# SUPPLIED DATA start

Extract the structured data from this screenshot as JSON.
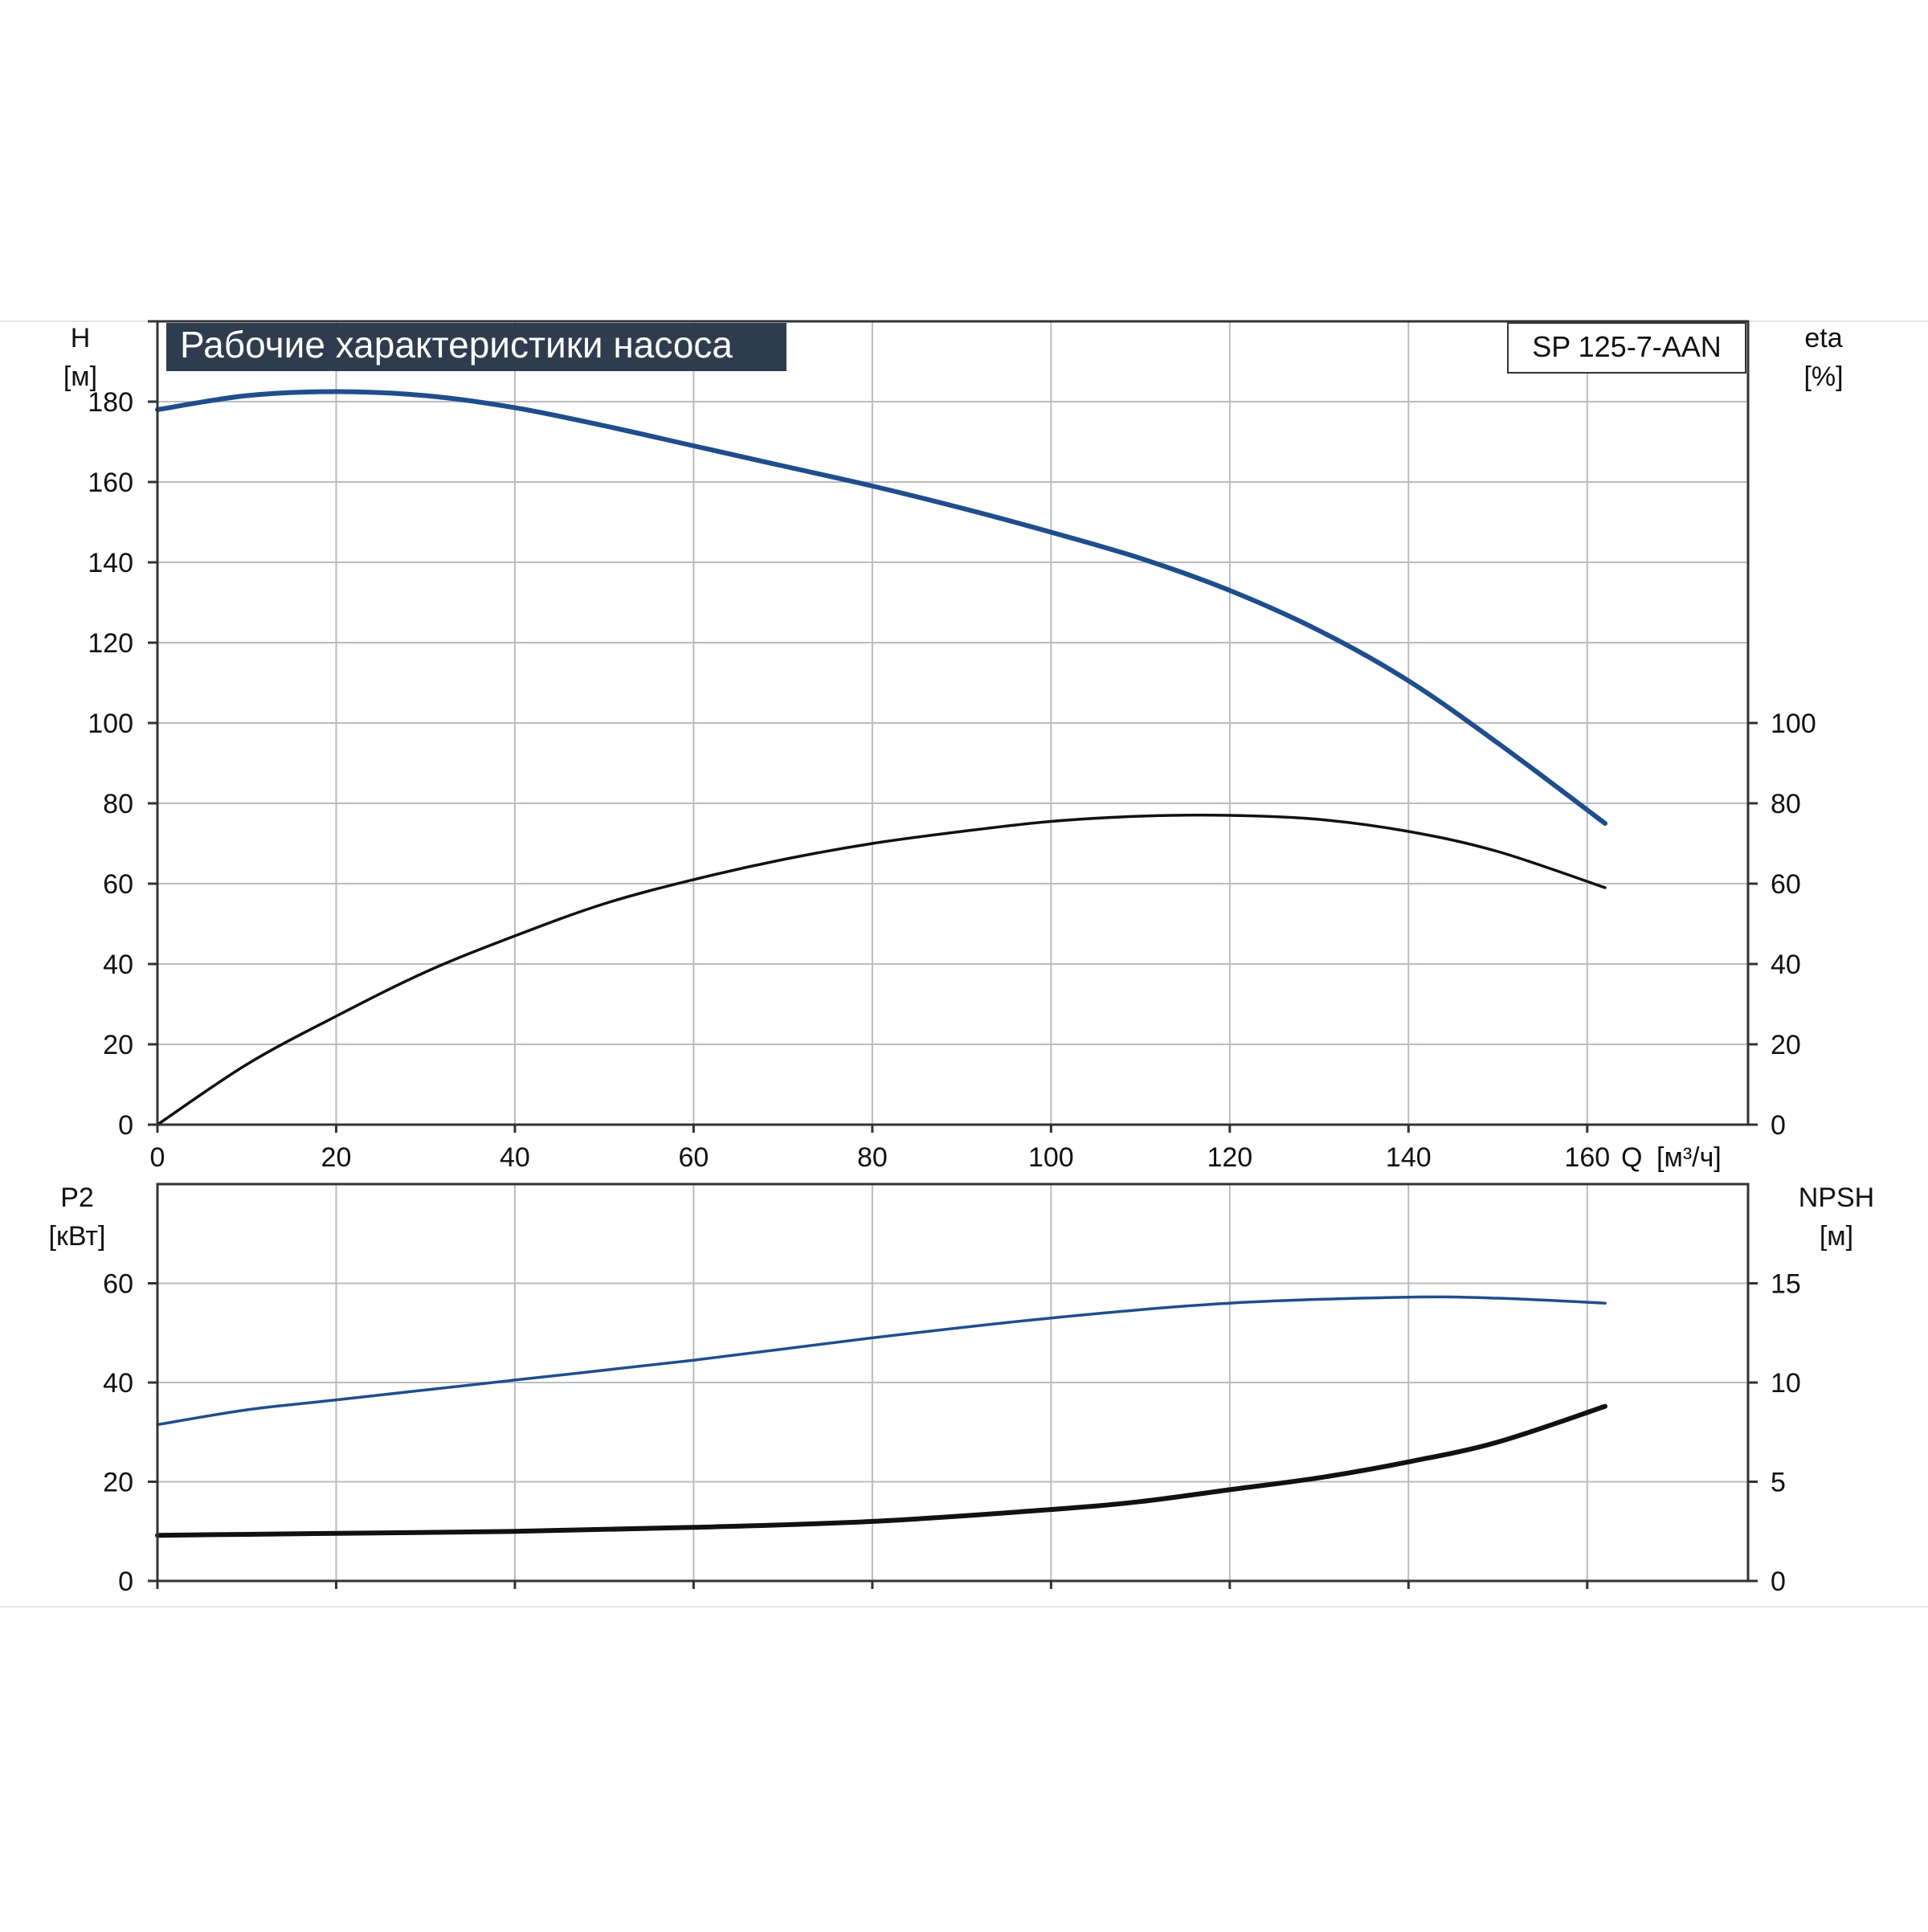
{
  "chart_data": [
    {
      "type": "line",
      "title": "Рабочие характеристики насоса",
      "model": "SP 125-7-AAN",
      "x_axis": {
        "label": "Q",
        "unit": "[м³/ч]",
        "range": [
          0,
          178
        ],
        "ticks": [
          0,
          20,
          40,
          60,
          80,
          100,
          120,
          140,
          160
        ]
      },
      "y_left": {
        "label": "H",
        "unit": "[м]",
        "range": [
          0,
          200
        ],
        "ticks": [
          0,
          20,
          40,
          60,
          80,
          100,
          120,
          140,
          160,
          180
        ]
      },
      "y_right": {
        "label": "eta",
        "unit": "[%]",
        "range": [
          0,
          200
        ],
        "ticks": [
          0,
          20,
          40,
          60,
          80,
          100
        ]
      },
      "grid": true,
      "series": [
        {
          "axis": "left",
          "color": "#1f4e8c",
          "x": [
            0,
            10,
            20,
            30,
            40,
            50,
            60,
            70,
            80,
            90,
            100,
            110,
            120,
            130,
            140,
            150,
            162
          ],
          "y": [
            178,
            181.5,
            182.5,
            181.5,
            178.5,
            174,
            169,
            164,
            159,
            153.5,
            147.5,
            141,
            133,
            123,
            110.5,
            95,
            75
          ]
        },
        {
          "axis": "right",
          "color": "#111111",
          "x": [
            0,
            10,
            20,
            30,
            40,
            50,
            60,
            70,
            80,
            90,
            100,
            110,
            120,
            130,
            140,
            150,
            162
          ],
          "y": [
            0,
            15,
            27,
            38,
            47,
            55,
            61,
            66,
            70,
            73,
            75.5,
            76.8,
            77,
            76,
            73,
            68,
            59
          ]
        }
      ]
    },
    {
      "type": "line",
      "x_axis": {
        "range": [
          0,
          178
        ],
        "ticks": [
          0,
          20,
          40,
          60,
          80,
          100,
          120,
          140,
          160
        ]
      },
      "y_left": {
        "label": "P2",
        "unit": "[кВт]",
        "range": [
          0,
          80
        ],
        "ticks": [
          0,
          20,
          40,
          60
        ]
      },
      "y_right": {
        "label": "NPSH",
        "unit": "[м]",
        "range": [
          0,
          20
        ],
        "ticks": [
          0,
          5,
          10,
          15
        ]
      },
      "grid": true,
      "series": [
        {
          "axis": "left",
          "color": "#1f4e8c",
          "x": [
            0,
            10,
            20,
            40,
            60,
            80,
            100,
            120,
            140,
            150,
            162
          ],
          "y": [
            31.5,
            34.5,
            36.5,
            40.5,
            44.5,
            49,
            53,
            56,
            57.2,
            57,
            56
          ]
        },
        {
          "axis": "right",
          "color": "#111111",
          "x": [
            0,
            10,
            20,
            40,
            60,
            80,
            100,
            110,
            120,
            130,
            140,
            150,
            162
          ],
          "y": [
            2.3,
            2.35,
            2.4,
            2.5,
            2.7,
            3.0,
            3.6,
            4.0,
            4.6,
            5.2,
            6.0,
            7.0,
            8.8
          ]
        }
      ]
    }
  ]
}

# SUPPLIED DATA end

JOB — Copy the records word for word, leaving no picture in the copy.

TASK RESULT —
Extract the structured data from this screenshot as JSON.
{
  "chart_data": [
    {
      "type": "line",
      "title": "Рабочие характеристики насоса",
      "model": "SP 125-7-AAN",
      "x_axis": {
        "label": "Q",
        "unit": "[м³/ч]",
        "range": [
          0,
          178
        ],
        "ticks": [
          0,
          20,
          40,
          60,
          80,
          100,
          120,
          140,
          160
        ]
      },
      "y_left": {
        "label": "H",
        "unit": "[м]",
        "range": [
          0,
          200
        ],
        "ticks": [
          0,
          20,
          40,
          60,
          80,
          100,
          120,
          140,
          160,
          180
        ]
      },
      "y_right": {
        "label": "eta",
        "unit": "[%]",
        "range": [
          0,
          200
        ],
        "ticks": [
          0,
          20,
          40,
          60,
          80,
          100
        ]
      },
      "grid": true,
      "series": [
        {
          "axis": "left",
          "color": "#1f4e8c",
          "x": [
            0,
            10,
            20,
            30,
            40,
            50,
            60,
            70,
            80,
            90,
            100,
            110,
            120,
            130,
            140,
            150,
            162
          ],
          "y": [
            178,
            181.5,
            182.5,
            181.5,
            178.5,
            174,
            169,
            164,
            159,
            153.5,
            147.5,
            141,
            133,
            123,
            110.5,
            95,
            75
          ]
        },
        {
          "axis": "right",
          "color": "#111111",
          "x": [
            0,
            10,
            20,
            30,
            40,
            50,
            60,
            70,
            80,
            90,
            100,
            110,
            120,
            130,
            140,
            150,
            162
          ],
          "y": [
            0,
            15,
            27,
            38,
            47,
            55,
            61,
            66,
            70,
            73,
            75.5,
            76.8,
            77,
            76,
            73,
            68,
            59
          ]
        }
      ]
    },
    {
      "type": "line",
      "x_axis": {
        "range": [
          0,
          178
        ],
        "ticks": [
          0,
          20,
          40,
          60,
          80,
          100,
          120,
          140,
          160
        ]
      },
      "y_left": {
        "label": "P2",
        "unit": "[кВт]",
        "range": [
          0,
          80
        ],
        "ticks": [
          0,
          20,
          40,
          60
        ]
      },
      "y_right": {
        "label": "NPSH",
        "unit": "[м]",
        "range": [
          0,
          20
        ],
        "ticks": [
          0,
          5,
          10,
          15
        ]
      },
      "grid": true,
      "series": [
        {
          "axis": "left",
          "color": "#1f4e8c",
          "x": [
            0,
            10,
            20,
            40,
            60,
            80,
            100,
            120,
            140,
            150,
            162
          ],
          "y": [
            31.5,
            34.5,
            36.5,
            40.5,
            44.5,
            49,
            53,
            56,
            57.2,
            57,
            56
          ]
        },
        {
          "axis": "right",
          "color": "#111111",
          "x": [
            0,
            10,
            20,
            40,
            60,
            80,
            100,
            110,
            120,
            130,
            140,
            150,
            162
          ],
          "y": [
            2.3,
            2.35,
            2.4,
            2.5,
            2.7,
            3.0,
            3.6,
            4.0,
            4.6,
            5.2,
            6.0,
            7.0,
            8.8
          ]
        }
      ]
    }
  ]
}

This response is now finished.